> **Exercise**
Below is a set of records. Repeat all of them exactly.

> **Dataset entries**

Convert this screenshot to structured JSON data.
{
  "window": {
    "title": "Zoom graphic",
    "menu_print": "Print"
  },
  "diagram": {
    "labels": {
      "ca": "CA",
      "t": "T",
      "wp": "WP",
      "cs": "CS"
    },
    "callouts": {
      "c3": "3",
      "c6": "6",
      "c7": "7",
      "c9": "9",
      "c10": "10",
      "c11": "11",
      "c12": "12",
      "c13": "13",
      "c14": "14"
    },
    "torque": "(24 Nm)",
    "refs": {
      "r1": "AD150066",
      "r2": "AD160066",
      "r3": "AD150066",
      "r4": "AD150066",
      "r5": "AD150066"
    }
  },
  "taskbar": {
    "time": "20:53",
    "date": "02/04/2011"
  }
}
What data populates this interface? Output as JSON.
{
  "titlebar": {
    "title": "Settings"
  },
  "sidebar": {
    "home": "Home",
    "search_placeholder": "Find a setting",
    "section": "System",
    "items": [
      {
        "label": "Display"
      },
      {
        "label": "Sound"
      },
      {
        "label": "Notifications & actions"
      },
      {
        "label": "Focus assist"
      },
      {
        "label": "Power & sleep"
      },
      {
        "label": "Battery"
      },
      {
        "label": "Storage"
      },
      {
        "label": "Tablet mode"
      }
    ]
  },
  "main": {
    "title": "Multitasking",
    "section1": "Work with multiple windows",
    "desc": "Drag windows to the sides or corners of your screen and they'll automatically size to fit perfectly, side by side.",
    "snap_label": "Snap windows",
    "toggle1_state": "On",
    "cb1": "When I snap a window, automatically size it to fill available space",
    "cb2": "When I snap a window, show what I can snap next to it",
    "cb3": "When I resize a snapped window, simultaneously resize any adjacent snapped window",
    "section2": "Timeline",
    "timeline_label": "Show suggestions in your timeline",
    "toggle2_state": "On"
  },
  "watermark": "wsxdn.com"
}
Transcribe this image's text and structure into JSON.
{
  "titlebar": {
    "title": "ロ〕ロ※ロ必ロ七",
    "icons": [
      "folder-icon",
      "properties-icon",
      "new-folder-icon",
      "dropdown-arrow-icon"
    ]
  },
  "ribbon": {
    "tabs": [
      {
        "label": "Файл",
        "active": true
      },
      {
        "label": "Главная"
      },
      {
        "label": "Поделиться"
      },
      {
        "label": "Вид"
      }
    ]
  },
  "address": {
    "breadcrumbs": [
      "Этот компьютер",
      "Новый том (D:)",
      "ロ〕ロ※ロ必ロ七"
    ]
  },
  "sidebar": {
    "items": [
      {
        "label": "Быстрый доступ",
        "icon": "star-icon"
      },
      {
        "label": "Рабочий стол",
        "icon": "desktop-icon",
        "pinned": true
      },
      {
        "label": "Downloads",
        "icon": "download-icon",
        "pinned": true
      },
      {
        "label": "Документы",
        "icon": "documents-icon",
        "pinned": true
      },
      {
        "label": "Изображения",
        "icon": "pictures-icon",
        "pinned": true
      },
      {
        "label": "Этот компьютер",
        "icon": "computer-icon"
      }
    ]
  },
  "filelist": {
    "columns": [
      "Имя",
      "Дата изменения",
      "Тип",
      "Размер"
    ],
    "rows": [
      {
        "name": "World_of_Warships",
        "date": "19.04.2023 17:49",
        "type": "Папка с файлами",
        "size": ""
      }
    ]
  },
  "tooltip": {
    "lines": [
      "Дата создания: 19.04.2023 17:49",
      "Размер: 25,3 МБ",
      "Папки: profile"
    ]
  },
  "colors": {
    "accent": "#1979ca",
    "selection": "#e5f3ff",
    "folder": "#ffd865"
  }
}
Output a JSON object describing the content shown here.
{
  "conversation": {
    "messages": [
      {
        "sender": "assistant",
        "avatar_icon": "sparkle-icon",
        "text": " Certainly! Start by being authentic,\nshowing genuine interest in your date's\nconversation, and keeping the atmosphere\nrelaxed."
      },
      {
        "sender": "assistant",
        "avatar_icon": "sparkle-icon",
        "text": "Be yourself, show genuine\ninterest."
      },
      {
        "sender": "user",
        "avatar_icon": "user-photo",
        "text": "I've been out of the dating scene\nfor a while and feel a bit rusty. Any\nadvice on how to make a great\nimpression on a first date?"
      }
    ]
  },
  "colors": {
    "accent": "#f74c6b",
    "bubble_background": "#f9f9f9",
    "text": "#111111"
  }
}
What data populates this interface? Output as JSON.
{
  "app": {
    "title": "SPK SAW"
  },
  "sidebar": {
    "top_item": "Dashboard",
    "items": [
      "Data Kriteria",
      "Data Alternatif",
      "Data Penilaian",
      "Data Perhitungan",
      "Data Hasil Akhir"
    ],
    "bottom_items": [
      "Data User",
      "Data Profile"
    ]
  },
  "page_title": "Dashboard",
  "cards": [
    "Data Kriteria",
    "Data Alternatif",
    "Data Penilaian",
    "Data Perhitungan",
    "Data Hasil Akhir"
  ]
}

> **Output**
Convert this screenshot to structured JSON data.
{
  "window": {
    "title": "Zoom graphic",
    "menu_print": "Print"
  },
  "diagram": {
    "labels": {
      "ca": "CA",
      "t": "T",
      "wp": "WP",
      "cs": "CS"
    },
    "callouts": {
      "c3": "3",
      "c6": "6",
      "c7": "7",
      "c9": "9",
      "c10": "10",
      "c11": "11",
      "c12": "12",
      "c13": "13",
      "c14": "14"
    },
    "torque": "(24 Nm)",
    "refs": {
      "r1": "AD150066",
      "r2": "AD160066",
      "r3": "AD150066",
      "r4": "AD150066",
      "r5": "AD150066"
    }
  },
  "taskbar": {
    "time": "20:53",
    "date": "02/04/2011"
  }
}
What data populates this interface? Output as JSON.
{
  "titlebar": {
    "title": "Settings"
  },
  "sidebar": {
    "home": "Home",
    "search_placeholder": "Find a setting",
    "section": "System",
    "items": [
      {
        "label": "Display"
      },
      {
        "label": "Sound"
      },
      {
        "label": "Notifications & actions"
      },
      {
        "label": "Focus assist"
      },
      {
        "label": "Power & sleep"
      },
      {
        "label": "Battery"
      },
      {
        "label": "Storage"
      },
      {
        "label": "Tablet mode"
      }
    ]
  },
  "main": {
    "title": "Multitasking",
    "section1": "Work with multiple windows",
    "desc": "Drag windows to the sides or corners of your screen and they'll automatically size to fit perfectly, side by side.",
    "snap_label": "Snap windows",
    "toggle1_state": "On",
    "cb1": "When I snap a window, automatically size it to fill available space",
    "cb2": "When I snap a window, show what I can snap next to it",
    "cb3": "When I resize a snapped window, simultaneously resize any adjacent snapped window",
    "section2": "Timeline",
    "timeline_label": "Show suggestions in your timeline",
    "toggle2_state": "On"
  },
  "watermark": "wsxdn.com"
}
Transcribe this image's text and structure into JSON.
{
  "titlebar": {
    "title": "ロ〕ロ※ロ必ロ七",
    "icons": [
      "folder-icon",
      "properties-icon",
      "new-folder-icon",
      "dropdown-arrow-icon"
    ]
  },
  "ribbon": {
    "tabs": [
      {
        "label": "Файл",
        "active": true
      },
      {
        "label": "Главная"
      },
      {
        "label": "Поделиться"
      },
      {
        "label": "Вид"
      }
    ]
  },
  "address": {
    "breadcrumbs": [
      "Этот компьютер",
      "Новый том (D:)",
      "ロ〕ロ※ロ必ロ七"
    ]
  },
  "sidebar": {
    "items": [
      {
        "label": "Быстрый доступ",
        "icon": "star-icon"
      },
      {
        "label": "Рабочий стол",
        "icon": "desktop-icon",
        "pinned": true
      },
      {
        "label": "Downloads",
        "icon": "download-icon",
        "pinned": true
      },
      {
        "label": "Документы",
        "icon": "documents-icon",
        "pinned": true
      },
      {
        "label": "Изображения",
        "icon": "pictures-icon",
        "pinned": true
      },
      {
        "label": "Этот компьютер",
        "icon": "computer-icon"
      }
    ]
  },
  "filelist": {
    "columns": [
      "Имя",
      "Дата изменения",
      "Тип",
      "Размер"
    ],
    "rows": [
      {
        "name": "World_of_Warships",
        "date": "19.04.2023 17:49",
        "type": "Папка с файлами",
        "size": ""
      }
    ]
  },
  "tooltip": {
    "lines": [
      "Дата создания: 19.04.2023 17:49",
      "Размер: 25,3 МБ",
      "Папки: profile"
    ]
  },
  "colors": {
    "accent": "#1979ca",
    "selection": "#e5f3ff",
    "folder": "#ffd865"
  }
}
Output a JSON object describing the content shown here.
{
  "conversation": {
    "messages": [
      {
        "sender": "assistant",
        "avatar_icon": "sparkle-icon",
        "text": " Certainly! Start by being authentic,\nshowing genuine interest in your date's\nconversation, and keeping the atmosphere\nrelaxed."
      },
      {
        "sender": "assistant",
        "avatar_icon": "sparkle-icon",
        "text": "Be yourself, show genuine\ninterest."
      },
      {
        "sender": "user",
        "avatar_icon": "user-photo",
        "text": "I've been out of the dating scene\nfor a while and feel a bit rusty. Any\nadvice on how to make a great\nimpression on a first date?"
      }
    ]
  },
  "colors": {
    "accent": "#f74c6b",
    "bubble_background": "#f9f9f9",
    "text": "#111111"
  }
}
What data populates this interface? Output as JSON.
{
  "app": {
    "title": "SPK SAW"
  },
  "sidebar": {
    "top_item": "Dashboard",
    "items": [
      "Data Kriteria",
      "Data Alternatif",
      "Data Penilaian",
      "Data Perhitungan",
      "Data Hasil Akhir"
    ],
    "bottom_items": [
      "Data User",
      "Data Profile"
    ]
  },
  "page_title": "Dashboard",
  "cards": [
    "Data Kriteria",
    "Data Alternatif",
    "Data Penilaian",
    "Data Perhitungan",
    "Data Hasil Akhir"
  ]
}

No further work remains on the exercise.